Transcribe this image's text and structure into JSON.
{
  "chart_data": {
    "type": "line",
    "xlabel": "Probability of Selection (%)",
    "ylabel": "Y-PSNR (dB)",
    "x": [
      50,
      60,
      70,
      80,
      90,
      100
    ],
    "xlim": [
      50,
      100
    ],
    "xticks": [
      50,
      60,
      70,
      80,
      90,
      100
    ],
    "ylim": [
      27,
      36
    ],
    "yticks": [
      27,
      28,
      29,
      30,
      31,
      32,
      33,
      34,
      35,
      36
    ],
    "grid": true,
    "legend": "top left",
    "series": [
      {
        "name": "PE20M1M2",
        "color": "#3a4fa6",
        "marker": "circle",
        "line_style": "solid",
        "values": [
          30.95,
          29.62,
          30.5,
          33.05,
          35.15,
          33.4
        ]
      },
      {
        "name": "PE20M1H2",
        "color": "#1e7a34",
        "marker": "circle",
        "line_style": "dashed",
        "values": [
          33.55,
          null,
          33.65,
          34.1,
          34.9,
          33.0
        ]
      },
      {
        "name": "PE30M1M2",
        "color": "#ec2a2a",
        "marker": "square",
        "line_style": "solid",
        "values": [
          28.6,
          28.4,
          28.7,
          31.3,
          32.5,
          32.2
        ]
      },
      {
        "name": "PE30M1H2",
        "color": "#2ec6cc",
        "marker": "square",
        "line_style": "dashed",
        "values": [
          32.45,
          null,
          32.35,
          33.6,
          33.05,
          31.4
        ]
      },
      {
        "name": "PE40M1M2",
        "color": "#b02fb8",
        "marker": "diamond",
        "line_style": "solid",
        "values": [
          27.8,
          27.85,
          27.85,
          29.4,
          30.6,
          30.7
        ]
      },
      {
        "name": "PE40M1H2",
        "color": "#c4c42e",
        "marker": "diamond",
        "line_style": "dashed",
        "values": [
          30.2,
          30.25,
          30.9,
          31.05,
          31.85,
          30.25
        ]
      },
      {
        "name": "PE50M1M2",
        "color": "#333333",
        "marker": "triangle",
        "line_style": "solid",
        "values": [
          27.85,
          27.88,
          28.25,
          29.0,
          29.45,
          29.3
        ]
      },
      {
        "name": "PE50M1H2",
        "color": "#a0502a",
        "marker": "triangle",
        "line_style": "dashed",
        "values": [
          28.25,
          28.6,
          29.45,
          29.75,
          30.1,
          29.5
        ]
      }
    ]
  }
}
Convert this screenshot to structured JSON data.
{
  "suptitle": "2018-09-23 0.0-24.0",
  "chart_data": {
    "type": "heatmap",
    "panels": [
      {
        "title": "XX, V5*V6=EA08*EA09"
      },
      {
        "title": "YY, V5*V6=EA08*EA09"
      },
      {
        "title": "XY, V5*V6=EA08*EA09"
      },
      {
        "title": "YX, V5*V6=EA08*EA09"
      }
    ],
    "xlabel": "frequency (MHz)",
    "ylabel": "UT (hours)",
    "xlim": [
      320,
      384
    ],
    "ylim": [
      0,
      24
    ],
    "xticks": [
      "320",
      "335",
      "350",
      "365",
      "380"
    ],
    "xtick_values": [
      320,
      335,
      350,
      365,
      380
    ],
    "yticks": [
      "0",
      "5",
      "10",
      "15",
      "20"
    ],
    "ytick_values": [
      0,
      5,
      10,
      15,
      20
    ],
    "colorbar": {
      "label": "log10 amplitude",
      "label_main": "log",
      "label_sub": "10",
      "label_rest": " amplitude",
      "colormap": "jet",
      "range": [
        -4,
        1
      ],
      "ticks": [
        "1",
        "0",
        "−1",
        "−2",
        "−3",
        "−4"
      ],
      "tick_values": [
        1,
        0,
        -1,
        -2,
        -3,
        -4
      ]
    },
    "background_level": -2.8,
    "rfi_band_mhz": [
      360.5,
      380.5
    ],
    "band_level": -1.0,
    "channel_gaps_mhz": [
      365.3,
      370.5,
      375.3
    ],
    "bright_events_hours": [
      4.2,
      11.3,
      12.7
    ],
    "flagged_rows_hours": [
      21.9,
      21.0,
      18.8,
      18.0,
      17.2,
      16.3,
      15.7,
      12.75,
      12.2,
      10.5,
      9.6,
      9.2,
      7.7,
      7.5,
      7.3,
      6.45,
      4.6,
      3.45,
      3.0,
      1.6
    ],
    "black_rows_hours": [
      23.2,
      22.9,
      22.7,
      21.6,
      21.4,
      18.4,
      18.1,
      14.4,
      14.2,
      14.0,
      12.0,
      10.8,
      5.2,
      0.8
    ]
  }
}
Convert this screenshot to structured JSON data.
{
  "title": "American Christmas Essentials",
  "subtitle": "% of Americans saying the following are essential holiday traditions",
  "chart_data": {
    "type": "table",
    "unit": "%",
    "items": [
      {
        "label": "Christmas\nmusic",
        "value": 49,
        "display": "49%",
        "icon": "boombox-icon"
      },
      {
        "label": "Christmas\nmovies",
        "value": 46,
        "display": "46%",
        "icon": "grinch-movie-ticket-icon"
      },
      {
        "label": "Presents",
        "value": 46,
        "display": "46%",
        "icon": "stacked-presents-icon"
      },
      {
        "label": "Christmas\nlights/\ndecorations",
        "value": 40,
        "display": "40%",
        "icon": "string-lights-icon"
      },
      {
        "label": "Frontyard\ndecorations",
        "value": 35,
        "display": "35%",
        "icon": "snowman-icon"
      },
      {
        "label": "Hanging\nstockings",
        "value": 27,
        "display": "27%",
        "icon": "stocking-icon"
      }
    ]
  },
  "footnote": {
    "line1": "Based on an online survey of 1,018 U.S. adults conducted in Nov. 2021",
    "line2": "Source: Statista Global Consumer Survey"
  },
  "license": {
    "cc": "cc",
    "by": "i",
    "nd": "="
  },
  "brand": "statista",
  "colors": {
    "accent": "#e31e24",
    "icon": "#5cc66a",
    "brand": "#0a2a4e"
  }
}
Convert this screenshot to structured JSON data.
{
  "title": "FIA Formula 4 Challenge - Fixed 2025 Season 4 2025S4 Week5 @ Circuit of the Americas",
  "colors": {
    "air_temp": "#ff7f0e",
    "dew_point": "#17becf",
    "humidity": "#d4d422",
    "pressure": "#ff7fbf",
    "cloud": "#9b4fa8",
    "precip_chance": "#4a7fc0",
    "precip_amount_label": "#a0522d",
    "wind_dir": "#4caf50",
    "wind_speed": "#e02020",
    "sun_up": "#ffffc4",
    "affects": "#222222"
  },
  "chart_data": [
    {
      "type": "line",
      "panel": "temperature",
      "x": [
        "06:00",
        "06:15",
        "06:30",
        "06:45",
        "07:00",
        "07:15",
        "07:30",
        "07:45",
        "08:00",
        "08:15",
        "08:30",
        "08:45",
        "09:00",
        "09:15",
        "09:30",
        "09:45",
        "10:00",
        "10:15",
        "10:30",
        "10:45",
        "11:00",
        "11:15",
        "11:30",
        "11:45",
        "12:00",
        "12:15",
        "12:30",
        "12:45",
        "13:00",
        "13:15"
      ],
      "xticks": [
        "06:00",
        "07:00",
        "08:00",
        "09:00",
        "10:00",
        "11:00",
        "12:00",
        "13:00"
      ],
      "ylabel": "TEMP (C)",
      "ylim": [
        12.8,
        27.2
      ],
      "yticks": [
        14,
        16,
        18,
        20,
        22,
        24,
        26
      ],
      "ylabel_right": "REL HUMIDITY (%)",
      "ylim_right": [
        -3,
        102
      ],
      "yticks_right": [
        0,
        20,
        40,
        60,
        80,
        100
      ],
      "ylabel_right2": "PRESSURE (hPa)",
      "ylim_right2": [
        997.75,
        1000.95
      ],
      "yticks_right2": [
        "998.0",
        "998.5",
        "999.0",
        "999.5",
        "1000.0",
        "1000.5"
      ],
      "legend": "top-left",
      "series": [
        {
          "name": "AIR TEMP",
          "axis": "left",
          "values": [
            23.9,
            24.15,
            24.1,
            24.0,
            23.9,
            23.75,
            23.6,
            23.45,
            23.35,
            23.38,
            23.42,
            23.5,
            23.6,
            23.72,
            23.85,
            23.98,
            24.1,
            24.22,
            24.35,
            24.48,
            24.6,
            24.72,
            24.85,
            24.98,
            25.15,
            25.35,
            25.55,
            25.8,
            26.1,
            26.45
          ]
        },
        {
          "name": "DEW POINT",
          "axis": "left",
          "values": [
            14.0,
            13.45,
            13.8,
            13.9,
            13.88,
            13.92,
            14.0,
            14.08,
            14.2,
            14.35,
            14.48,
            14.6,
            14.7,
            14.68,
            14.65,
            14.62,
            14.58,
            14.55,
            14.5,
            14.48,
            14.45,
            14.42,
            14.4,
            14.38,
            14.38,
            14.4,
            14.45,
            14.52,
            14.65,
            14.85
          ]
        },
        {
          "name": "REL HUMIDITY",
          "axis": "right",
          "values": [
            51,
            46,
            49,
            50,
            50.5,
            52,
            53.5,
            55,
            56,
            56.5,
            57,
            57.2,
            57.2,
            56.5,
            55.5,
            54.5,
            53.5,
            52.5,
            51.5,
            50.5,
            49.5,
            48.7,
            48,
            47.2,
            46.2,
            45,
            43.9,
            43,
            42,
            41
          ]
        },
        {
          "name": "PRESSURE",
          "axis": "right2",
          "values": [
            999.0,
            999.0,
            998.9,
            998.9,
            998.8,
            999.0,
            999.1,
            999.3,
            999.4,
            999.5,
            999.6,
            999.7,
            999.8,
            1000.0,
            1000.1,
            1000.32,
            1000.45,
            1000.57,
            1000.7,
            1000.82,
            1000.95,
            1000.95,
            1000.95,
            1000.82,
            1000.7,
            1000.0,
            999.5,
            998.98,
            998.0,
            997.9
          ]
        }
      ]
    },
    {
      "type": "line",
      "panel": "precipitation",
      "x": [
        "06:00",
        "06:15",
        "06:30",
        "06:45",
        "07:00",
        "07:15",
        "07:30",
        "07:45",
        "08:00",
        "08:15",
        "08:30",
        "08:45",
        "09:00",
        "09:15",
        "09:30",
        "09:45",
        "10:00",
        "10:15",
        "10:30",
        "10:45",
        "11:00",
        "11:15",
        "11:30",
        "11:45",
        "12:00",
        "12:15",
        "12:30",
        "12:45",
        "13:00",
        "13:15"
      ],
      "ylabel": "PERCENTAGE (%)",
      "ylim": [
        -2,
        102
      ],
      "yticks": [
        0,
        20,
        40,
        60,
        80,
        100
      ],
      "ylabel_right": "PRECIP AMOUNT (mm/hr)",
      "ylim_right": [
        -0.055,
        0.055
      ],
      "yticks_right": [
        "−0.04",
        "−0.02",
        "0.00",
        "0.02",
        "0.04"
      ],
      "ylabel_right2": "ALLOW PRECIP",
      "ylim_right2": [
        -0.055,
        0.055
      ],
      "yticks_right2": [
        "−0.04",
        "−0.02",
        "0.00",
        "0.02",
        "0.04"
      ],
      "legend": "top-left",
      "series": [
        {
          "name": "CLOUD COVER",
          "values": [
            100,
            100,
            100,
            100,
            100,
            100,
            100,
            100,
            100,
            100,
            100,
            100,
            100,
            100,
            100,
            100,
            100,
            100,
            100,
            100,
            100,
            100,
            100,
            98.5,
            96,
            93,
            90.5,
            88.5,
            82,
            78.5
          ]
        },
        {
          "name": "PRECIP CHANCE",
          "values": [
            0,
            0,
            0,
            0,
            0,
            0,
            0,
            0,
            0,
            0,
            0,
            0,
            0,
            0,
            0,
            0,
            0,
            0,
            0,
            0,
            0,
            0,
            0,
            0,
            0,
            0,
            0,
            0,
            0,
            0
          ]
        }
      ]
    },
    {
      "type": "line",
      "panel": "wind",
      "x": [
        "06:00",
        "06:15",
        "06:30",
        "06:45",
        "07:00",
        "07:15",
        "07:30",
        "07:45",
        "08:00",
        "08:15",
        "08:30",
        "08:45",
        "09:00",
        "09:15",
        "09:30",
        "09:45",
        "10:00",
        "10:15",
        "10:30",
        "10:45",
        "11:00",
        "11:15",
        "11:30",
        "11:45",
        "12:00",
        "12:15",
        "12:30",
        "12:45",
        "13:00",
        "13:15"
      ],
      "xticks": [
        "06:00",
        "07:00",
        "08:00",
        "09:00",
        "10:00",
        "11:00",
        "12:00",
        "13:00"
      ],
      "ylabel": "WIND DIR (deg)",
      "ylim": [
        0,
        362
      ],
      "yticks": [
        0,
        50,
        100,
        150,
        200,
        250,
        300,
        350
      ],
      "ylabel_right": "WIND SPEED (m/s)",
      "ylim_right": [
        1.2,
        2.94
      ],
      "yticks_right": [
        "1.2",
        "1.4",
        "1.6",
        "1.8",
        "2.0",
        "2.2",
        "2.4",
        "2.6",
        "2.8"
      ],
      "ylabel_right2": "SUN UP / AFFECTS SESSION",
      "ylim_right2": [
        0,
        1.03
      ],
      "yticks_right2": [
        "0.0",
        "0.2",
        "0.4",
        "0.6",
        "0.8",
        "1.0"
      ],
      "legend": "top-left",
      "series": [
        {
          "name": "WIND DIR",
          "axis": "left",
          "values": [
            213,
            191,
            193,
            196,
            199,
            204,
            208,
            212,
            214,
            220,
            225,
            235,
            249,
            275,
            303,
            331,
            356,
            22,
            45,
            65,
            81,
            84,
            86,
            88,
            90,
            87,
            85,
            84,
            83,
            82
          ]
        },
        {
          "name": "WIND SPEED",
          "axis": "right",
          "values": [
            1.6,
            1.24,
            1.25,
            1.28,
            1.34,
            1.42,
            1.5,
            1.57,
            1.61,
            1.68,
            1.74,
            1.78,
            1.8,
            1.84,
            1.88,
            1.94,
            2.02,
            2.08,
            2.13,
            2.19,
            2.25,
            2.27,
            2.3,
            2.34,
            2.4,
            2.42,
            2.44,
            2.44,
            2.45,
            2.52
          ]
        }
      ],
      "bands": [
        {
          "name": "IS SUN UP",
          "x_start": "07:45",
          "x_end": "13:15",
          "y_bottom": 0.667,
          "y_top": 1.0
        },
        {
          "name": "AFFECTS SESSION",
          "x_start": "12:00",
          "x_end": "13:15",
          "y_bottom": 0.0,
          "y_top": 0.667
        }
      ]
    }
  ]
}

________

_Description of the task:_ In the entries above, locate every line with the word "Christmas" and copy it.

_Task solution:_
  "title": "American Christmas Essentials",
        "label": "Christmas\nmusic",
        "label": "Christmas\nmovies",
        "label": "Christmas\nlights/\ndecorations",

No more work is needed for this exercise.